== RAW RECORDS ==

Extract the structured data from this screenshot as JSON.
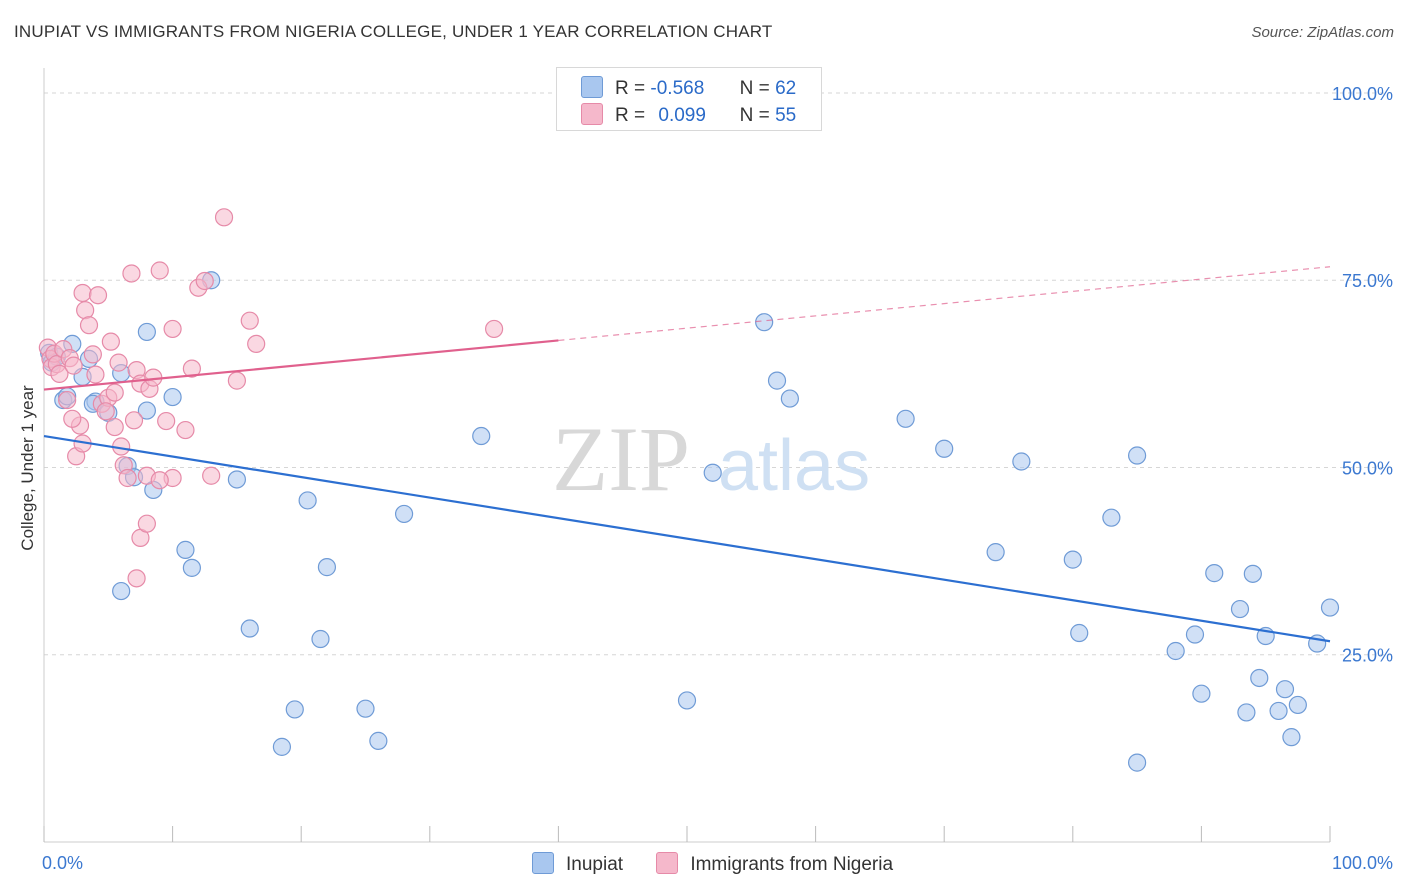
{
  "header": {
    "title": "INUPIAT VS IMMIGRANTS FROM NIGERIA COLLEGE, UNDER 1 YEAR CORRELATION CHART",
    "source": "Source: ZipAtlas.com"
  },
  "watermark": {
    "zip": "ZIP",
    "atlas": "atlas"
  },
  "legend": {
    "r_label": "R =",
    "n_label": "N =",
    "entries": [
      {
        "r": "-0.568",
        "n": "62"
      },
      {
        "r": "0.099",
        "n": "55"
      }
    ]
  },
  "colors": {
    "series1_fill": "#a9c7ef",
    "series1_stroke": "#6f9bd6",
    "series1_line": "#2c6fd1",
    "series2_fill": "#f5b8cb",
    "series2_stroke": "#e68aa8",
    "series2_line": "#e0608d",
    "axis_label": "#3b78d0",
    "grid": "#d6d6d6"
  },
  "chart_data": {
    "type": "scatter",
    "title": "INUPIAT VS IMMIGRANTS FROM NIGERIA COLLEGE, UNDER 1 YEAR CORRELATION CHART",
    "xlabel": "",
    "ylabel": "College, Under 1 year",
    "xlim": [
      0,
      100
    ],
    "ylim": [
      0,
      102
    ],
    "x_tick_labels": [
      "0.0%",
      "100.0%"
    ],
    "y_ticks": [
      25,
      50,
      75,
      100
    ],
    "y_tick_labels": [
      "25.0%",
      "50.0%",
      "75.0%",
      "100.0%"
    ],
    "grid": true,
    "legend_position": "top-center",
    "series": [
      {
        "name": "Inupiat",
        "r": -0.568,
        "n": 62,
        "trend": {
          "x0": 0,
          "y0": 54.2,
          "x1": 100,
          "y1": 26.8,
          "dashed_from": null
        },
        "points": [
          [
            0.4,
            65.3
          ],
          [
            0.6,
            64.0
          ],
          [
            1.0,
            64.8
          ],
          [
            1.5,
            59.0
          ],
          [
            2.2,
            66.5
          ],
          [
            3.0,
            62.1
          ],
          [
            3.5,
            64.5
          ],
          [
            4.0,
            58.8
          ],
          [
            5.0,
            57.3
          ],
          [
            6.0,
            62.6
          ],
          [
            6.5,
            50.2
          ],
          [
            7.0,
            48.7
          ],
          [
            8.5,
            47.0
          ],
          [
            8.0,
            57.6
          ],
          [
            10.0,
            59.4
          ],
          [
            8.0,
            68.1
          ],
          [
            11.0,
            39.0
          ],
          [
            11.5,
            36.6
          ],
          [
            13.0,
            75.0
          ],
          [
            15.0,
            48.4
          ],
          [
            6.0,
            33.5
          ],
          [
            16.0,
            28.5
          ],
          [
            18.5,
            12.7
          ],
          [
            19.5,
            17.7
          ],
          [
            20.5,
            45.6
          ],
          [
            21.5,
            27.1
          ],
          [
            22.0,
            36.7
          ],
          [
            25.0,
            17.8
          ],
          [
            26.0,
            13.5
          ],
          [
            28.0,
            43.8
          ],
          [
            34.0,
            54.2
          ],
          [
            50.0,
            18.9
          ],
          [
            52.0,
            49.3
          ],
          [
            56.0,
            69.4
          ],
          [
            57.0,
            61.6
          ],
          [
            58.0,
            59.2
          ],
          [
            67.0,
            56.5
          ],
          [
            70.0,
            52.5
          ],
          [
            74.0,
            38.7
          ],
          [
            76.0,
            50.8
          ],
          [
            80.0,
            37.7
          ],
          [
            80.5,
            27.9
          ],
          [
            83.0,
            43.3
          ],
          [
            85.0,
            51.6
          ],
          [
            85.0,
            10.6
          ],
          [
            88.0,
            25.5
          ],
          [
            89.5,
            27.7
          ],
          [
            90.0,
            19.8
          ],
          [
            91.0,
            35.9
          ],
          [
            93.0,
            31.1
          ],
          [
            93.5,
            17.3
          ],
          [
            94.0,
            35.8
          ],
          [
            94.5,
            21.9
          ],
          [
            95.0,
            27.5
          ],
          [
            96.0,
            17.5
          ],
          [
            96.5,
            20.4
          ],
          [
            97.0,
            14.0
          ],
          [
            97.5,
            18.3
          ],
          [
            99.0,
            26.5
          ],
          [
            100.0,
            31.3
          ],
          [
            1.8,
            59.5
          ],
          [
            3.8,
            58.5
          ]
        ]
      },
      {
        "name": "Immigrants from Nigeria",
        "r": 0.099,
        "n": 55,
        "trend": {
          "x0": 0,
          "y0": 60.4,
          "x1": 100,
          "y1": 76.8,
          "dashed_from": 40
        },
        "points": [
          [
            0.3,
            66.0
          ],
          [
            0.5,
            64.5
          ],
          [
            0.6,
            63.4
          ],
          [
            0.8,
            65.2
          ],
          [
            1.0,
            63.8
          ],
          [
            1.2,
            62.5
          ],
          [
            1.5,
            65.8
          ],
          [
            1.8,
            59.0
          ],
          [
            2.0,
            64.6
          ],
          [
            2.3,
            63.6
          ],
          [
            2.5,
            51.5
          ],
          [
            2.8,
            55.6
          ],
          [
            3.0,
            53.2
          ],
          [
            3.0,
            73.3
          ],
          [
            3.2,
            71.0
          ],
          [
            3.5,
            69.0
          ],
          [
            3.8,
            65.1
          ],
          [
            4.0,
            62.4
          ],
          [
            4.2,
            73.0
          ],
          [
            4.5,
            58.5
          ],
          [
            5.0,
            59.3
          ],
          [
            5.2,
            66.8
          ],
          [
            5.5,
            60.0
          ],
          [
            5.5,
            55.4
          ],
          [
            6.0,
            52.8
          ],
          [
            6.2,
            50.3
          ],
          [
            6.5,
            48.6
          ],
          [
            7.0,
            56.3
          ],
          [
            7.2,
            63.0
          ],
          [
            7.5,
            61.2
          ],
          [
            7.5,
            40.6
          ],
          [
            7.2,
            35.2
          ],
          [
            8.0,
            48.9
          ],
          [
            8.0,
            42.5
          ],
          [
            8.2,
            60.5
          ],
          [
            8.5,
            62.0
          ],
          [
            9.0,
            76.3
          ],
          [
            9.5,
            56.2
          ],
          [
            10.0,
            48.6
          ],
          [
            11.0,
            55.0
          ],
          [
            11.5,
            63.2
          ],
          [
            12.0,
            74.0
          ],
          [
            12.5,
            74.9
          ],
          [
            13.0,
            48.9
          ],
          [
            14.0,
            83.4
          ],
          [
            15.0,
            61.6
          ],
          [
            16.0,
            69.6
          ],
          [
            16.5,
            66.5
          ],
          [
            10.0,
            68.5
          ],
          [
            9.0,
            48.3
          ],
          [
            4.8,
            57.5
          ],
          [
            5.8,
            64.0
          ],
          [
            6.8,
            75.9
          ],
          [
            35.0,
            68.5
          ],
          [
            2.2,
            56.5
          ]
        ]
      }
    ]
  }
}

===

Reproduce the material in full, word for word, and omit the pictures.

- [TASK SOLUTION]
Extract the structured data from this screenshot as JSON.
{
  "header": {
    "title": "INUPIAT VS IMMIGRANTS FROM NIGERIA COLLEGE, UNDER 1 YEAR CORRELATION CHART",
    "source": "Source: ZipAtlas.com"
  },
  "watermark": {
    "zip": "ZIP",
    "atlas": "atlas"
  },
  "legend": {
    "r_label": "R =",
    "n_label": "N =",
    "entries": [
      {
        "r": "-0.568",
        "n": "62"
      },
      {
        "r": "0.099",
        "n": "55"
      }
    ]
  },
  "colors": {
    "series1_fill": "#a9c7ef",
    "series1_stroke": "#6f9bd6",
    "series1_line": "#2c6fd1",
    "series2_fill": "#f5b8cb",
    "series2_stroke": "#e68aa8",
    "series2_line": "#e0608d",
    "axis_label": "#3b78d0",
    "grid": "#d6d6d6"
  },
  "chart_data": {
    "type": "scatter",
    "title": "INUPIAT VS IMMIGRANTS FROM NIGERIA COLLEGE, UNDER 1 YEAR CORRELATION CHART",
    "xlabel": "",
    "ylabel": "College, Under 1 year",
    "xlim": [
      0,
      100
    ],
    "ylim": [
      0,
      102
    ],
    "x_tick_labels": [
      "0.0%",
      "100.0%"
    ],
    "y_ticks": [
      25,
      50,
      75,
      100
    ],
    "y_tick_labels": [
      "25.0%",
      "50.0%",
      "75.0%",
      "100.0%"
    ],
    "grid": true,
    "legend_position": "top-center",
    "series": [
      {
        "name": "Inupiat",
        "r": -0.568,
        "n": 62,
        "trend": {
          "x0": 0,
          "y0": 54.2,
          "x1": 100,
          "y1": 26.8,
          "dashed_from": null
        },
        "points": [
          [
            0.4,
            65.3
          ],
          [
            0.6,
            64.0
          ],
          [
            1.0,
            64.8
          ],
          [
            1.5,
            59.0
          ],
          [
            2.2,
            66.5
          ],
          [
            3.0,
            62.1
          ],
          [
            3.5,
            64.5
          ],
          [
            4.0,
            58.8
          ],
          [
            5.0,
            57.3
          ],
          [
            6.0,
            62.6
          ],
          [
            6.5,
            50.2
          ],
          [
            7.0,
            48.7
          ],
          [
            8.5,
            47.0
          ],
          [
            8.0,
            57.6
          ],
          [
            10.0,
            59.4
          ],
          [
            8.0,
            68.1
          ],
          [
            11.0,
            39.0
          ],
          [
            11.5,
            36.6
          ],
          [
            13.0,
            75.0
          ],
          [
            15.0,
            48.4
          ],
          [
            6.0,
            33.5
          ],
          [
            16.0,
            28.5
          ],
          [
            18.5,
            12.7
          ],
          [
            19.5,
            17.7
          ],
          [
            20.5,
            45.6
          ],
          [
            21.5,
            27.1
          ],
          [
            22.0,
            36.7
          ],
          [
            25.0,
            17.8
          ],
          [
            26.0,
            13.5
          ],
          [
            28.0,
            43.8
          ],
          [
            34.0,
            54.2
          ],
          [
            50.0,
            18.9
          ],
          [
            52.0,
            49.3
          ],
          [
            56.0,
            69.4
          ],
          [
            57.0,
            61.6
          ],
          [
            58.0,
            59.2
          ],
          [
            67.0,
            56.5
          ],
          [
            70.0,
            52.5
          ],
          [
            74.0,
            38.7
          ],
          [
            76.0,
            50.8
          ],
          [
            80.0,
            37.7
          ],
          [
            80.5,
            27.9
          ],
          [
            83.0,
            43.3
          ],
          [
            85.0,
            51.6
          ],
          [
            85.0,
            10.6
          ],
          [
            88.0,
            25.5
          ],
          [
            89.5,
            27.7
          ],
          [
            90.0,
            19.8
          ],
          [
            91.0,
            35.9
          ],
          [
            93.0,
            31.1
          ],
          [
            93.5,
            17.3
          ],
          [
            94.0,
            35.8
          ],
          [
            94.5,
            21.9
          ],
          [
            95.0,
            27.5
          ],
          [
            96.0,
            17.5
          ],
          [
            96.5,
            20.4
          ],
          [
            97.0,
            14.0
          ],
          [
            97.5,
            18.3
          ],
          [
            99.0,
            26.5
          ],
          [
            100.0,
            31.3
          ],
          [
            1.8,
            59.5
          ],
          [
            3.8,
            58.5
          ]
        ]
      },
      {
        "name": "Immigrants from Nigeria",
        "r": 0.099,
        "n": 55,
        "trend": {
          "x0": 0,
          "y0": 60.4,
          "x1": 100,
          "y1": 76.8,
          "dashed_from": 40
        },
        "points": [
          [
            0.3,
            66.0
          ],
          [
            0.5,
            64.5
          ],
          [
            0.6,
            63.4
          ],
          [
            0.8,
            65.2
          ],
          [
            1.0,
            63.8
          ],
          [
            1.2,
            62.5
          ],
          [
            1.5,
            65.8
          ],
          [
            1.8,
            59.0
          ],
          [
            2.0,
            64.6
          ],
          [
            2.3,
            63.6
          ],
          [
            2.5,
            51.5
          ],
          [
            2.8,
            55.6
          ],
          [
            3.0,
            53.2
          ],
          [
            3.0,
            73.3
          ],
          [
            3.2,
            71.0
          ],
          [
            3.5,
            69.0
          ],
          [
            3.8,
            65.1
          ],
          [
            4.0,
            62.4
          ],
          [
            4.2,
            73.0
          ],
          [
            4.5,
            58.5
          ],
          [
            5.0,
            59.3
          ],
          [
            5.2,
            66.8
          ],
          [
            5.5,
            60.0
          ],
          [
            5.5,
            55.4
          ],
          [
            6.0,
            52.8
          ],
          [
            6.2,
            50.3
          ],
          [
            6.5,
            48.6
          ],
          [
            7.0,
            56.3
          ],
          [
            7.2,
            63.0
          ],
          [
            7.5,
            61.2
          ],
          [
            7.5,
            40.6
          ],
          [
            7.2,
            35.2
          ],
          [
            8.0,
            48.9
          ],
          [
            8.0,
            42.5
          ],
          [
            8.2,
            60.5
          ],
          [
            8.5,
            62.0
          ],
          [
            9.0,
            76.3
          ],
          [
            9.5,
            56.2
          ],
          [
            10.0,
            48.6
          ],
          [
            11.0,
            55.0
          ],
          [
            11.5,
            63.2
          ],
          [
            12.0,
            74.0
          ],
          [
            12.5,
            74.9
          ],
          [
            13.0,
            48.9
          ],
          [
            14.0,
            83.4
          ],
          [
            15.0,
            61.6
          ],
          [
            16.0,
            69.6
          ],
          [
            16.5,
            66.5
          ],
          [
            10.0,
            68.5
          ],
          [
            9.0,
            48.3
          ],
          [
            4.8,
            57.5
          ],
          [
            5.8,
            64.0
          ],
          [
            6.8,
            75.9
          ],
          [
            35.0,
            68.5
          ],
          [
            2.2,
            56.5
          ]
        ]
      }
    ]
  }
}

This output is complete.